◆ **AUSGELESENER TEXT**:
——

Hochwasserlage: „Alles noch im Rahmen“

Gerätewart André Diessl zeigt einen Sandsack: Für den Ernstfall sind bei der Salzwedeler Feuerwehr Sand und 1 500 Säcke deponiert, sollte die Dumme über die Ufer treten.

mei Salzwedel. „Alles noch im Rahmen“, sagte Dezernent Hans Thiele gestern zur Hochwasserlage im Altmarkkreis. Angesichts der Schneeschmelze werden die Pegel stündlich kontrolliert. Sollte es ernst werden, „sind wir vorbereitet“.

„Das Wasser steigt“, bilanzierte Hans Thiele gestern. Damit hat der Dezernent aber gerechnet, schließlich waren die Plusgrade vorhergesagt und die Schneeschmelze damit vorprogrammiert.

Drei Pegelstände hat der Dezernent momentan besonders im Blick: den der Jeetze bei Krinau und den der Dumme bei Tylsen sowie auf Höhe der Fleischerei Schaack an der Salzwedeler Holzmarktstraße. Alle drei Flusspegel sind angestiegen, und zwar „in dem Rahmen, mit dem wir gerechnet haben“. Problematisch werde es nur, wenn es in den nächsten Tagen viel regnet. Das sehen die Meteorologen aber eher nicht.

Sollte es doch akut werden, „sind wir vorbereitet“, so Hans Thiele. Ein Bereitschaftsdienst sei eingerichtet, die Pegelstände würden stündlich abgefragt. Bei der Salzwedeler Feuerwehr sind eine Lkw-Ladung Sand und 1 500 Säcke deponiert. Am ehesten sieht Thiele eine Gefahr, wenn die Dumme über ihre Ufer tritt.

Pegelstände:

Jeetze bei Krinau: normal 1,00 Meter, aktuell 1,37 Meter. Dumme bei Tylsen: normal 0,40 Meter, jetzt 1,50 Meter. Dumme Salzwedel: 0,45 Meter, nun 0,85 Meter.

——

◆ **DATEN ZUR AUSWERTUNG**:
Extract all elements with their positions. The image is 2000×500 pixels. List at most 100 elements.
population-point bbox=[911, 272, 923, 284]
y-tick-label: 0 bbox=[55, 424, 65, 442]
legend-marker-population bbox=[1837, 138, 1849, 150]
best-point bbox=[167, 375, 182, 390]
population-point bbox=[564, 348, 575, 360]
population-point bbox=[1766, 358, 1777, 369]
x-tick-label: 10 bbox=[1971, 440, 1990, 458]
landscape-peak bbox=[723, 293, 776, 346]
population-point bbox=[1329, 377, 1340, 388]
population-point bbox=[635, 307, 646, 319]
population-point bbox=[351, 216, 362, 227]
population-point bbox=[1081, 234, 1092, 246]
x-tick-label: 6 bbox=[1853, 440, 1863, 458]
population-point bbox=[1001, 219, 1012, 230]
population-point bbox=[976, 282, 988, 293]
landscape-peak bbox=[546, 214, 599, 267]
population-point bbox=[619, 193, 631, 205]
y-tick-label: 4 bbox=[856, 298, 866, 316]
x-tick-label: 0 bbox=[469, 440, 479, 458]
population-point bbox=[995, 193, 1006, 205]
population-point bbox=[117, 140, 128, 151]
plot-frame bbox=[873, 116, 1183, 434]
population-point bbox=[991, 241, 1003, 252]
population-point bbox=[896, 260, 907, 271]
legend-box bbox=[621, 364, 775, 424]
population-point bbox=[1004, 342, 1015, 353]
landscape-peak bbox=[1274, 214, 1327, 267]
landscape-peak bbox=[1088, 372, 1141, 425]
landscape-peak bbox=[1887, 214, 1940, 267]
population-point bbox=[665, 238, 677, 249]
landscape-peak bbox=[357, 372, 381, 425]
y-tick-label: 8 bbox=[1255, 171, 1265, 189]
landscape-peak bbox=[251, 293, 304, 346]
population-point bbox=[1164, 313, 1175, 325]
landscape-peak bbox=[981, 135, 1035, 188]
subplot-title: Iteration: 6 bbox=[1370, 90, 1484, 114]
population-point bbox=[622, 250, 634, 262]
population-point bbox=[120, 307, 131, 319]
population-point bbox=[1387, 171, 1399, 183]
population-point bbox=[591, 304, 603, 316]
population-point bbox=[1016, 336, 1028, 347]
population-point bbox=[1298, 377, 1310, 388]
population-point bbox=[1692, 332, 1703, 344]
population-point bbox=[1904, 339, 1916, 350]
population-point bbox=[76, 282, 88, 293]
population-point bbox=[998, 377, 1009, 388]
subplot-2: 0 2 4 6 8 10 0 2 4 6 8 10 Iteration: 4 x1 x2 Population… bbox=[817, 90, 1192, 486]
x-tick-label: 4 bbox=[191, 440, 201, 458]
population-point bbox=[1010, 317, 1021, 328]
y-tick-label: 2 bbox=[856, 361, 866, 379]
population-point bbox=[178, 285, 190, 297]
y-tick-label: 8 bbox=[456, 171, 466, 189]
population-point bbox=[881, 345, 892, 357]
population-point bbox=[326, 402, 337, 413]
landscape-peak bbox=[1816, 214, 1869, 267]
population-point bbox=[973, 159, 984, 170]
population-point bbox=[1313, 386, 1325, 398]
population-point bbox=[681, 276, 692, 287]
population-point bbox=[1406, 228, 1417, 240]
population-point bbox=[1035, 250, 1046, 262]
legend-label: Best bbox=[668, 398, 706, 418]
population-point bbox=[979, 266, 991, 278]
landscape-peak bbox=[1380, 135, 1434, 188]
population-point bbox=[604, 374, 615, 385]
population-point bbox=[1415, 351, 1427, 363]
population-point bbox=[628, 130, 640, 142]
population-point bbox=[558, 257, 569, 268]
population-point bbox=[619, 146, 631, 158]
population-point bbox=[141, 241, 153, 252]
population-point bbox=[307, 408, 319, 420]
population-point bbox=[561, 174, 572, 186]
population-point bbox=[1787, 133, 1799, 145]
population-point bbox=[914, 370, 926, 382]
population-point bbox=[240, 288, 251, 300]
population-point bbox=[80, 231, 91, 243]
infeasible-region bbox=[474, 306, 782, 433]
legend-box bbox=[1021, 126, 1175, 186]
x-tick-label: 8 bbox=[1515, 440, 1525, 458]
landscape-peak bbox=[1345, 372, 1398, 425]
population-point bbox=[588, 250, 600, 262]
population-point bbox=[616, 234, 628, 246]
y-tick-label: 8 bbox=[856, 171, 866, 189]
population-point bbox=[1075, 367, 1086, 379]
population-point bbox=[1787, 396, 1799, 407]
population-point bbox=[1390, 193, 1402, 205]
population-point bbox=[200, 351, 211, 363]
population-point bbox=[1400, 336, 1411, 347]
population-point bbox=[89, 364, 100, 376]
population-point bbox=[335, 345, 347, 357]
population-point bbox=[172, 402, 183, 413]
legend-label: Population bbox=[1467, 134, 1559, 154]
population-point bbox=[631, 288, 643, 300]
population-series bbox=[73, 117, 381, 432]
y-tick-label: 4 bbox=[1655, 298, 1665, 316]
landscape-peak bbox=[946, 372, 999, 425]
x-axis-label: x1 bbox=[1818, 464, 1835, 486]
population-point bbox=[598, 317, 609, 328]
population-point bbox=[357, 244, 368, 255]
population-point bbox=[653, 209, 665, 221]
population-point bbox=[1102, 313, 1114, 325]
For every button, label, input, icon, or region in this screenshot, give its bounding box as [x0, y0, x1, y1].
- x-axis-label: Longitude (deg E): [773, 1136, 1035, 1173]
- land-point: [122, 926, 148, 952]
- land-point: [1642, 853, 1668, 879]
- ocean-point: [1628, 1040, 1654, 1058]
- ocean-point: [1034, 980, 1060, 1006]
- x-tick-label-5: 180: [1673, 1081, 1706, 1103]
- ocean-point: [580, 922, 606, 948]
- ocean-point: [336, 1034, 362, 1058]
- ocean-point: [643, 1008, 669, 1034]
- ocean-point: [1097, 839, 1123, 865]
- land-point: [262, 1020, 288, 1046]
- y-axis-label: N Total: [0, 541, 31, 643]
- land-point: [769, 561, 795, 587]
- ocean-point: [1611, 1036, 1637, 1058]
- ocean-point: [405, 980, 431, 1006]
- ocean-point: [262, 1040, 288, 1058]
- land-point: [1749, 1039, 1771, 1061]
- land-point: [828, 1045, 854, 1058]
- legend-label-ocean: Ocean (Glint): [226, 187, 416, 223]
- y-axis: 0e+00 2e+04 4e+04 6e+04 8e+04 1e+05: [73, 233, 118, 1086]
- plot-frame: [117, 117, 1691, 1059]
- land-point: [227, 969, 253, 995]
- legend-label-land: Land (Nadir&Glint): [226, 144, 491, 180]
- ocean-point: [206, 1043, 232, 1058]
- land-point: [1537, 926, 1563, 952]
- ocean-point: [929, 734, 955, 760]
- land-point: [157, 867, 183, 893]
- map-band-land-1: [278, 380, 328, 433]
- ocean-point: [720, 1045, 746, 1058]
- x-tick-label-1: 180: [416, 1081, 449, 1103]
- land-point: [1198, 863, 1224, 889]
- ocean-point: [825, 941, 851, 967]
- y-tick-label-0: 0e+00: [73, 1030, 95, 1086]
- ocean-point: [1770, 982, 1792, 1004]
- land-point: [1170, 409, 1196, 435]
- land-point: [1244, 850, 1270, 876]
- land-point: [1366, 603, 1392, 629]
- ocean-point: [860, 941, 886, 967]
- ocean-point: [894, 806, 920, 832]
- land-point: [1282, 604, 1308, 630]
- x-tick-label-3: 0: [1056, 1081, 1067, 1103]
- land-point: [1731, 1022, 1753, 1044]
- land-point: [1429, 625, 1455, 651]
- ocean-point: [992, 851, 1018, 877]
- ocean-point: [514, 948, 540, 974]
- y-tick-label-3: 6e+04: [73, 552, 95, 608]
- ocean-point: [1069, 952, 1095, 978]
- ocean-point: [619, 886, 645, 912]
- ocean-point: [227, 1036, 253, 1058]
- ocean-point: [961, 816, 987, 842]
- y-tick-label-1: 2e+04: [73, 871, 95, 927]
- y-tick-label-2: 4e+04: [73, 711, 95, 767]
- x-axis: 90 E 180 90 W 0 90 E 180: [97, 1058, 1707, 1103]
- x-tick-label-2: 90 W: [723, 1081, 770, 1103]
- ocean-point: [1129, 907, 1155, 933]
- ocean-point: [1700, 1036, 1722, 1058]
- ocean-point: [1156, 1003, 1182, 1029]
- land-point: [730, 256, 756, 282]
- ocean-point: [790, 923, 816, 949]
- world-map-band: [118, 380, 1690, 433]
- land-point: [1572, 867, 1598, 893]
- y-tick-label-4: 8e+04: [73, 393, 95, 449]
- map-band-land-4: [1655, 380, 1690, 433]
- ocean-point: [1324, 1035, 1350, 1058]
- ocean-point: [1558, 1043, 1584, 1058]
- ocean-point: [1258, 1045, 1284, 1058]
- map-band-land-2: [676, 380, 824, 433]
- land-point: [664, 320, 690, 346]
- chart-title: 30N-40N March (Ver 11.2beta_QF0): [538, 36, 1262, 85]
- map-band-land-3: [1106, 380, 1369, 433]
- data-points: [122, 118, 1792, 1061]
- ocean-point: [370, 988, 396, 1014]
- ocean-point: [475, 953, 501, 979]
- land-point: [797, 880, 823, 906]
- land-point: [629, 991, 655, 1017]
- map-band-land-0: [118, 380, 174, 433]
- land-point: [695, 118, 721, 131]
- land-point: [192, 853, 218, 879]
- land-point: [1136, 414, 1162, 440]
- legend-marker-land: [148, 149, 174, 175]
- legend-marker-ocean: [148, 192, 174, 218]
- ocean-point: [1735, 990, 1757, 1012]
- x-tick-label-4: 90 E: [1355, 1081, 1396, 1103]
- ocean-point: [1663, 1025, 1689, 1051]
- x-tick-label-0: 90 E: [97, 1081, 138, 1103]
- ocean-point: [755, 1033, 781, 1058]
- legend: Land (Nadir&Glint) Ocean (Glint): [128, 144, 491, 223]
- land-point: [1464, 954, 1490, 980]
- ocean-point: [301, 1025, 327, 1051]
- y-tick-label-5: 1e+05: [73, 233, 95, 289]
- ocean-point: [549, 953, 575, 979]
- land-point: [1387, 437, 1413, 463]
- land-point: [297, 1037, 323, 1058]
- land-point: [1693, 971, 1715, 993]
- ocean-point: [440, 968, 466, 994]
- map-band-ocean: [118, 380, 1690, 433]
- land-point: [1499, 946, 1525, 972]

——

◆ **DEINE AUFGABE**: Was liegt laut dem Artikel zur Hochwasserlage bei der Salzwedeler Feuerwehr für den Ernstfall bereit?

◆ **LÖSUNG DER AUFGABE**: Eine Lkw-Ladung Sand und 1 500 Säcke.